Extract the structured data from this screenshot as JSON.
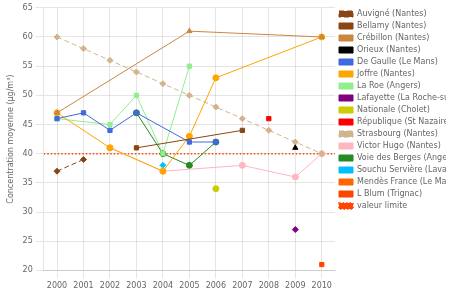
{
  "chart_data": {
    "type": "line",
    "ylabel": "Concentration moyenne (µg/m³)",
    "xlim": [
      1999.5,
      2010.5
    ],
    "xticks": [
      2000,
      2001,
      2002,
      2003,
      2004,
      2005,
      2006,
      2007,
      2008,
      2009,
      2010
    ],
    "ylim": [
      20,
      65
    ],
    "yticks": [
      20,
      25,
      30,
      35,
      40,
      45,
      50,
      55,
      60,
      65
    ],
    "grid": true,
    "legend": "right",
    "series": [
      {
        "name": "Auvigné (Nantes)",
        "color": "#8B4513",
        "line_style": "dashed",
        "marker": "diamond",
        "x": [
          2000,
          2001
        ],
        "values": [
          37,
          39
        ]
      },
      {
        "name": "Bellamy (Nantes)",
        "color": "#8B4513",
        "line_style": "solid",
        "marker": "square",
        "x": [
          2003,
          2007
        ],
        "values": [
          41,
          44
        ]
      },
      {
        "name": "Crébillon (Nantes)",
        "color": "#CD853F",
        "line_style": "solid",
        "marker": "triangle",
        "x": [
          2000,
          2005,
          2010
        ],
        "values": [
          47,
          61,
          60
        ]
      },
      {
        "name": "Orieux (Nantes)",
        "color": "#000000",
        "line_style": "solid",
        "marker": "triangle",
        "x": [
          2009
        ],
        "values": [
          41
        ]
      },
      {
        "name": "De Gaulle (Le Mans)",
        "color": "#4169E1",
        "line_style": "solid",
        "marker": "square",
        "x": [
          2000,
          2001,
          2002,
          2003,
          2005,
          2006
        ],
        "values": [
          46,
          47,
          44,
          47,
          42,
          42
        ]
      },
      {
        "name": "Joffre (Nantes)",
        "color": "#FFA500",
        "line_style": "solid",
        "marker": "circle",
        "x": [
          2000,
          2002,
          2004,
          2005,
          2006,
          2010
        ],
        "values": [
          47,
          41,
          37,
          43,
          53,
          60
        ]
      },
      {
        "name": "La Roe (Angers)",
        "color": "#90EE90",
        "line_style": "solid",
        "marker": "square",
        "x": [
          2000,
          2002,
          2003,
          2004,
          2005
        ],
        "values": [
          46,
          45,
          50,
          40,
          55
        ]
      },
      {
        "name": "Lafayette (La Roche-sur-Yon)",
        "color": "#800080",
        "line_style": "solid",
        "marker": "diamond",
        "x": [
          2009
        ],
        "values": [
          27
        ]
      },
      {
        "name": "Nationale (Cholet)",
        "color": "#CCCC00",
        "line_style": "solid",
        "marker": "circle",
        "x": [
          2006
        ],
        "values": [
          34
        ]
      },
      {
        "name": "République (St Nazaire)",
        "color": "#FF0000",
        "line_style": "solid",
        "marker": "square",
        "x": [
          2008
        ],
        "values": [
          46
        ]
      },
      {
        "name": "Strasbourg (Nantes)",
        "color": "#D2B48C",
        "line_style": "dashed",
        "marker": "diamond",
        "x": [
          2000,
          2001,
          2002,
          2003,
          2004,
          2005,
          2006,
          2007,
          2008,
          2009,
          2010
        ],
        "values": [
          60,
          58,
          56,
          54,
          52,
          50,
          48,
          46,
          44,
          42,
          40
        ]
      },
      {
        "name": "Victor Hugo (Nantes)",
        "color": "#FFB6C1",
        "line_style": "solid",
        "marker": "circle",
        "x": [
          2002,
          2004,
          2007,
          2009,
          2010
        ],
        "values": [
          41,
          37,
          38,
          36,
          40
        ]
      },
      {
        "name": "Voie des Berges (Angers)",
        "color": "#228B22",
        "line_style": "solid",
        "marker": "circle",
        "x": [
          2003,
          2004,
          2005,
          2006
        ],
        "values": [
          47,
          40,
          38,
          42
        ]
      },
      {
        "name": "Souchu Servière (Laval)",
        "color": "#00BFFF",
        "line_style": "solid",
        "marker": "diamond",
        "x": [
          2004
        ],
        "values": [
          38
        ]
      },
      {
        "name": "Mendès France (Le Mans)",
        "color": "#FF6600",
        "line_style": "none",
        "marker": "plus",
        "x": [],
        "values": []
      },
      {
        "name": "L Blum (Trignac)",
        "color": "#FF4500",
        "line_style": "none",
        "marker": "square",
        "x": [
          2010
        ],
        "values": [
          21
        ]
      },
      {
        "name": "valeur limite",
        "type": "hline",
        "color": "#FF4500",
        "line_style": "dotted",
        "values": [
          40
        ]
      }
    ]
  }
}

::::

Reproduce the material above in full and without alteration, but skip all pictures.

▸ **Final answer**:
Extract the structured data from this screenshot as JSON.
{
  "chart_data": {
    "type": "line",
    "ylabel": "Concentration moyenne (µg/m³)",
    "xlim": [
      1999.5,
      2010.5
    ],
    "xticks": [
      2000,
      2001,
      2002,
      2003,
      2004,
      2005,
      2006,
      2007,
      2008,
      2009,
      2010
    ],
    "ylim": [
      20,
      65
    ],
    "yticks": [
      20,
      25,
      30,
      35,
      40,
      45,
      50,
      55,
      60,
      65
    ],
    "grid": true,
    "legend": "right",
    "series": [
      {
        "name": "Auvigné (Nantes)",
        "color": "#8B4513",
        "line_style": "dashed",
        "marker": "diamond",
        "x": [
          2000,
          2001
        ],
        "values": [
          37,
          39
        ]
      },
      {
        "name": "Bellamy (Nantes)",
        "color": "#8B4513",
        "line_style": "solid",
        "marker": "square",
        "x": [
          2003,
          2007
        ],
        "values": [
          41,
          44
        ]
      },
      {
        "name": "Crébillon (Nantes)",
        "color": "#CD853F",
        "line_style": "solid",
        "marker": "triangle",
        "x": [
          2000,
          2005,
          2010
        ],
        "values": [
          47,
          61,
          60
        ]
      },
      {
        "name": "Orieux (Nantes)",
        "color": "#000000",
        "line_style": "solid",
        "marker": "triangle",
        "x": [
          2009
        ],
        "values": [
          41
        ]
      },
      {
        "name": "De Gaulle (Le Mans)",
        "color": "#4169E1",
        "line_style": "solid",
        "marker": "square",
        "x": [
          2000,
          2001,
          2002,
          2003,
          2005,
          2006
        ],
        "values": [
          46,
          47,
          44,
          47,
          42,
          42
        ]
      },
      {
        "name": "Joffre (Nantes)",
        "color": "#FFA500",
        "line_style": "solid",
        "marker": "circle",
        "x": [
          2000,
          2002,
          2004,
          2005,
          2006,
          2010
        ],
        "values": [
          47,
          41,
          37,
          43,
          53,
          60
        ]
      },
      {
        "name": "La Roe (Angers)",
        "color": "#90EE90",
        "line_style": "solid",
        "marker": "square",
        "x": [
          2000,
          2002,
          2003,
          2004,
          2005
        ],
        "values": [
          46,
          45,
          50,
          40,
          55
        ]
      },
      {
        "name": "Lafayette (La Roche-sur-Yon)",
        "color": "#800080",
        "line_style": "solid",
        "marker": "diamond",
        "x": [
          2009
        ],
        "values": [
          27
        ]
      },
      {
        "name": "Nationale (Cholet)",
        "color": "#CCCC00",
        "line_style": "solid",
        "marker": "circle",
        "x": [
          2006
        ],
        "values": [
          34
        ]
      },
      {
        "name": "République (St Nazaire)",
        "color": "#FF0000",
        "line_style": "solid",
        "marker": "square",
        "x": [
          2008
        ],
        "values": [
          46
        ]
      },
      {
        "name": "Strasbourg (Nantes)",
        "color": "#D2B48C",
        "line_style": "dashed",
        "marker": "diamond",
        "x": [
          2000,
          2001,
          2002,
          2003,
          2004,
          2005,
          2006,
          2007,
          2008,
          2009,
          2010
        ],
        "values": [
          60,
          58,
          56,
          54,
          52,
          50,
          48,
          46,
          44,
          42,
          40
        ]
      },
      {
        "name": "Victor Hugo (Nantes)",
        "color": "#FFB6C1",
        "line_style": "solid",
        "marker": "circle",
        "x": [
          2002,
          2004,
          2007,
          2009,
          2010
        ],
        "values": [
          41,
          37,
          38,
          36,
          40
        ]
      },
      {
        "name": "Voie des Berges (Angers)",
        "color": "#228B22",
        "line_style": "solid",
        "marker": "circle",
        "x": [
          2003,
          2004,
          2005,
          2006
        ],
        "values": [
          47,
          40,
          38,
          42
        ]
      },
      {
        "name": "Souchu Servière (Laval)",
        "color": "#00BFFF",
        "line_style": "solid",
        "marker": "diamond",
        "x": [
          2004
        ],
        "values": [
          38
        ]
      },
      {
        "name": "Mendès France (Le Mans)",
        "color": "#FF6600",
        "line_style": "none",
        "marker": "plus",
        "x": [],
        "values": []
      },
      {
        "name": "L Blum (Trignac)",
        "color": "#FF4500",
        "line_style": "none",
        "marker": "square",
        "x": [
          2010
        ],
        "values": [
          21
        ]
      },
      {
        "name": "valeur limite",
        "type": "hline",
        "color": "#FF4500",
        "line_style": "dotted",
        "values": [
          40
        ]
      }
    ]
  }
}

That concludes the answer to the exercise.